_Supplied data_
* * *

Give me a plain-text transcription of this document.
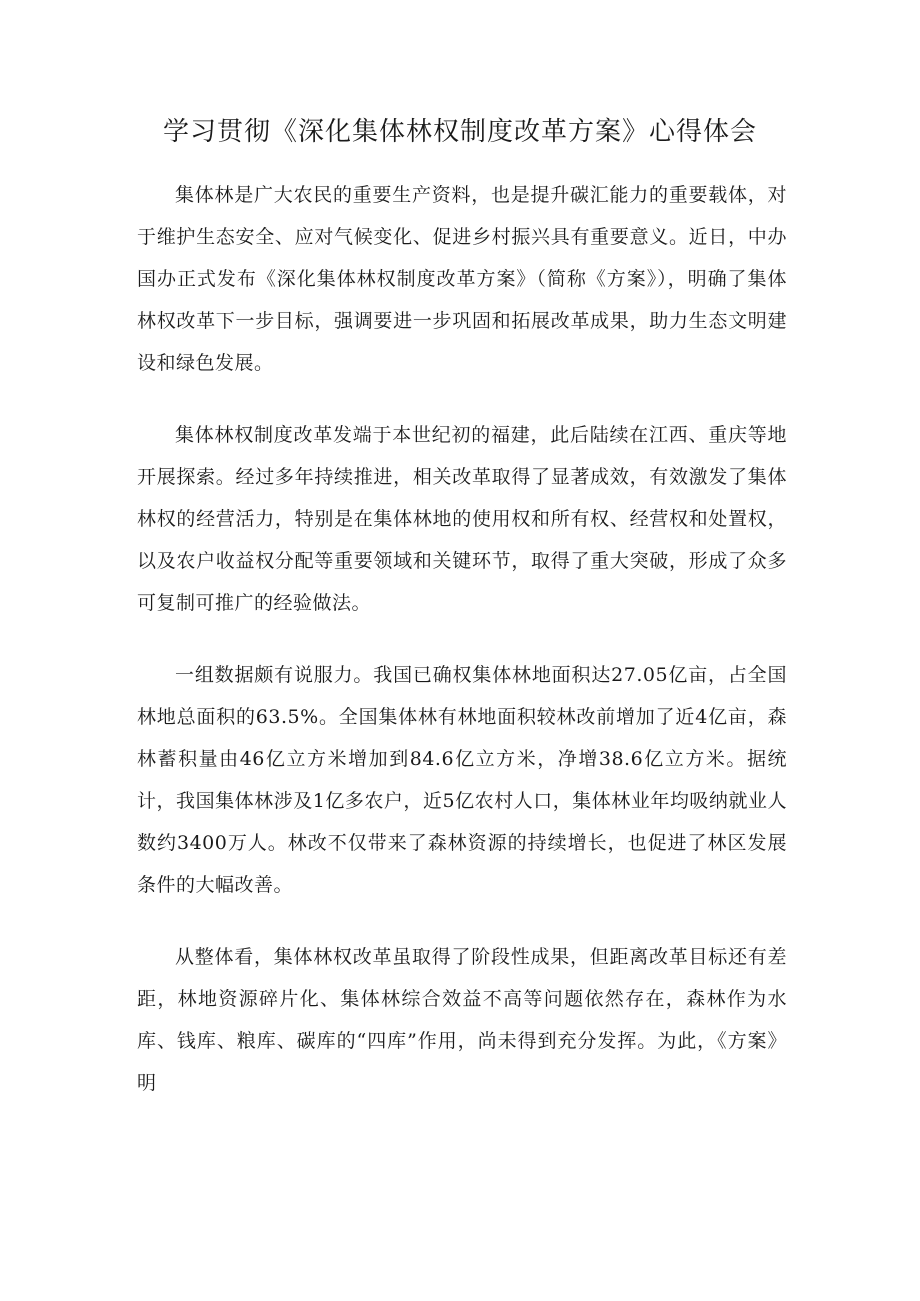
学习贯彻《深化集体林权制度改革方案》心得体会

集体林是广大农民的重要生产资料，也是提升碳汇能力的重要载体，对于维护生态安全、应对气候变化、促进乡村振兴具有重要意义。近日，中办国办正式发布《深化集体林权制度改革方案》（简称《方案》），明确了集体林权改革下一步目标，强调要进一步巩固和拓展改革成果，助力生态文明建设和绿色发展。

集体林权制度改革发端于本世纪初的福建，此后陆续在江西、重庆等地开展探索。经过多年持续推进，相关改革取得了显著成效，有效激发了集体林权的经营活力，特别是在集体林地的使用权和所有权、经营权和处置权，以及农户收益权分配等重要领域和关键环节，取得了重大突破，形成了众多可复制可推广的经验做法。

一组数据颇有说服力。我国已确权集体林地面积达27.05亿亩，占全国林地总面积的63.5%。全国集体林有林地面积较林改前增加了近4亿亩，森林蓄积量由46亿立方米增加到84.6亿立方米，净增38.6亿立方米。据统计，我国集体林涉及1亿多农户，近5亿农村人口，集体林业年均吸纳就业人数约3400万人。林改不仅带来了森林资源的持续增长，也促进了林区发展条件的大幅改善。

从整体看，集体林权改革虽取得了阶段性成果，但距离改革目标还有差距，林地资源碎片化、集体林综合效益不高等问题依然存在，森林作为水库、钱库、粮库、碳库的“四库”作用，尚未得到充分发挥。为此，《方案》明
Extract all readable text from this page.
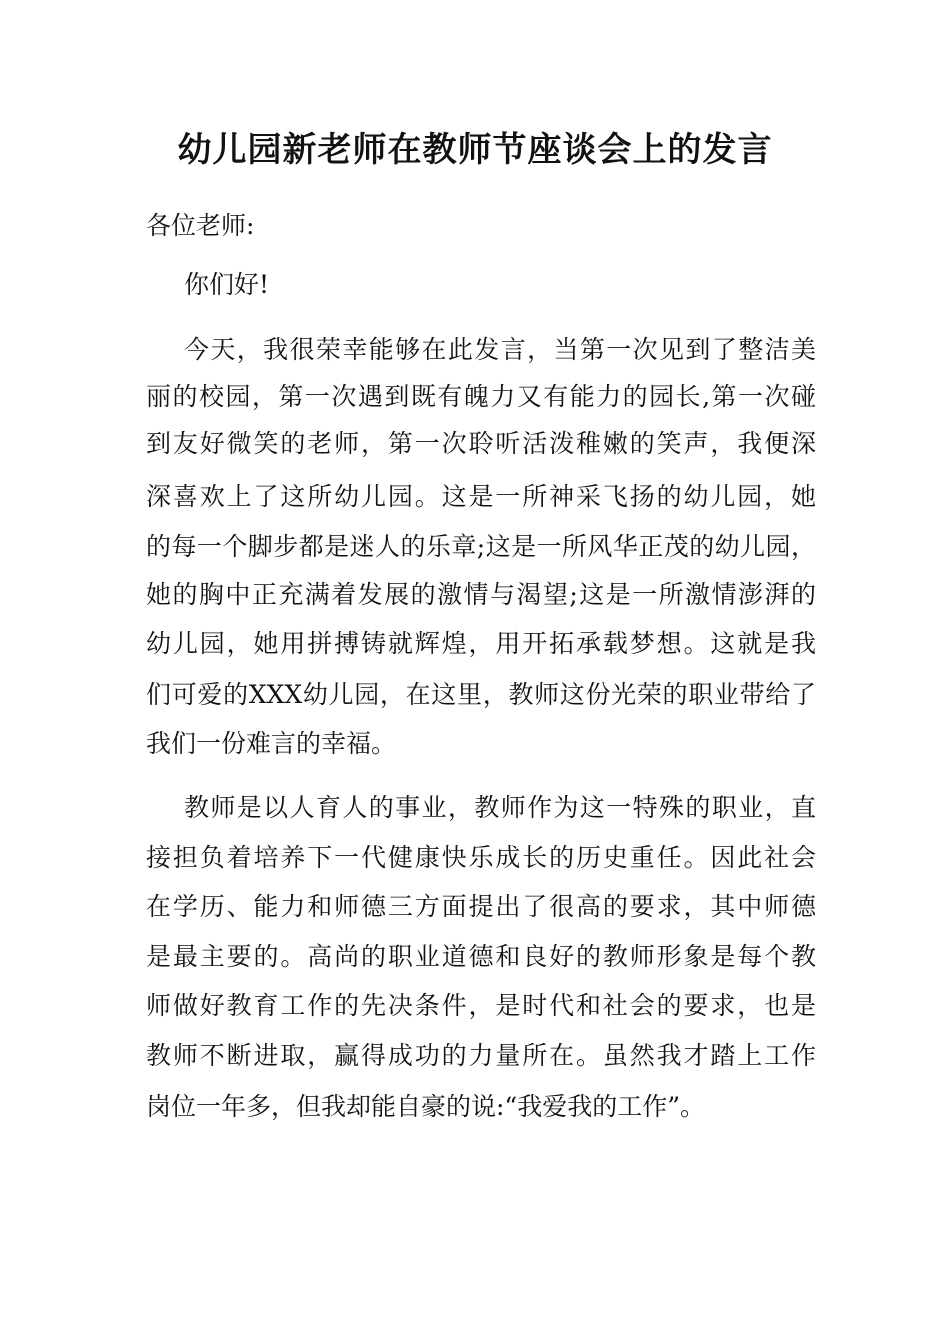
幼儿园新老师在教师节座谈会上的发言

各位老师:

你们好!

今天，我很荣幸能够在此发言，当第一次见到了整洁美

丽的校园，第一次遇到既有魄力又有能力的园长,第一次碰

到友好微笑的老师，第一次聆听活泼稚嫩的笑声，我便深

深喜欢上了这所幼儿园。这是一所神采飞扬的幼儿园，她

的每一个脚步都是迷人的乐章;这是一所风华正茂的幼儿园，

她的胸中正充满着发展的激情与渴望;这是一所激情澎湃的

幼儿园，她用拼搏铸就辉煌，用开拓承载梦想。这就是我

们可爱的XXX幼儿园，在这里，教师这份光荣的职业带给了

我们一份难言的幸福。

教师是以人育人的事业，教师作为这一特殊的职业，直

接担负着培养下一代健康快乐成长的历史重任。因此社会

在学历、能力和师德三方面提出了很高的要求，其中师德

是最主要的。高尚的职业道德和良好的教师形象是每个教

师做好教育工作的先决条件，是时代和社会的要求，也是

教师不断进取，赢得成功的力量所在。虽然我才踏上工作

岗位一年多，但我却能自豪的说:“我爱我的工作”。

* * *

_Challenge_
Without the pictures, return all the records precisely as they stand.

_Task solution_
Give me a plain-text transcription of this document.
学习贯彻《深化集体林权制度改革方案》心得体会

集体林是广大农民的重要生产资料，也是提升碳汇能力的重要载体，对于维护生态安全、应对气候变化、促进乡村振兴具有重要意义。近日，中办国办正式发布《深化集体林权制度改革方案》（简称《方案》），明确了集体林权改革下一步目标，强调要进一步巩固和拓展改革成果，助力生态文明建设和绿色发展。

集体林权制度改革发端于本世纪初的福建，此后陆续在江西、重庆等地开展探索。经过多年持续推进，相关改革取得了显著成效，有效激发了集体林权的经营活力，特别是在集体林地的使用权和所有权、经营权和处置权，以及农户收益权分配等重要领域和关键环节，取得了重大突破，形成了众多可复制可推广的经验做法。

一组数据颇有说服力。我国已确权集体林地面积达27.05亿亩，占全国林地总面积的63.5%。全国集体林有林地面积较林改前增加了近4亿亩，森林蓄积量由46亿立方米增加到84.6亿立方米，净增38.6亿立方米。据统计，我国集体林涉及1亿多农户，近5亿农村人口，集体林业年均吸纳就业人数约3400万人。林改不仅带来了森林资源的持续增长，也促进了林区发展条件的大幅改善。

从整体看，集体林权改革虽取得了阶段性成果，但距离改革目标还有差距，林地资源碎片化、集体林综合效益不高等问题依然存在，森林作为水库、钱库、粮库、碳库的“四库”作用，尚未得到充分发挥。为此，《方案》明
Extract all readable text from this page.
幼儿园新老师在教师节座谈会上的发言

各位老师:

你们好!

今天，我很荣幸能够在此发言，当第一次见到了整洁美

丽的校园，第一次遇到既有魄力又有能力的园长,第一次碰

到友好微笑的老师，第一次聆听活泼稚嫩的笑声，我便深

深喜欢上了这所幼儿园。这是一所神采飞扬的幼儿园，她

的每一个脚步都是迷人的乐章;这是一所风华正茂的幼儿园，

她的胸中正充满着发展的激情与渴望;这是一所激情澎湃的

幼儿园，她用拼搏铸就辉煌，用开拓承载梦想。这就是我

们可爱的XXX幼儿园，在这里，教师这份光荣的职业带给了

我们一份难言的幸福。

教师是以人育人的事业，教师作为这一特殊的职业，直

接担负着培养下一代健康快乐成长的历史重任。因此社会

在学历、能力和师德三方面提出了很高的要求，其中师德

是最主要的。高尚的职业道德和良好的教师形象是每个教

师做好教育工作的先决条件，是时代和社会的要求，也是

教师不断进取，赢得成功的力量所在。虽然我才踏上工作

岗位一年多，但我却能自豪的说:“我爱我的工作”。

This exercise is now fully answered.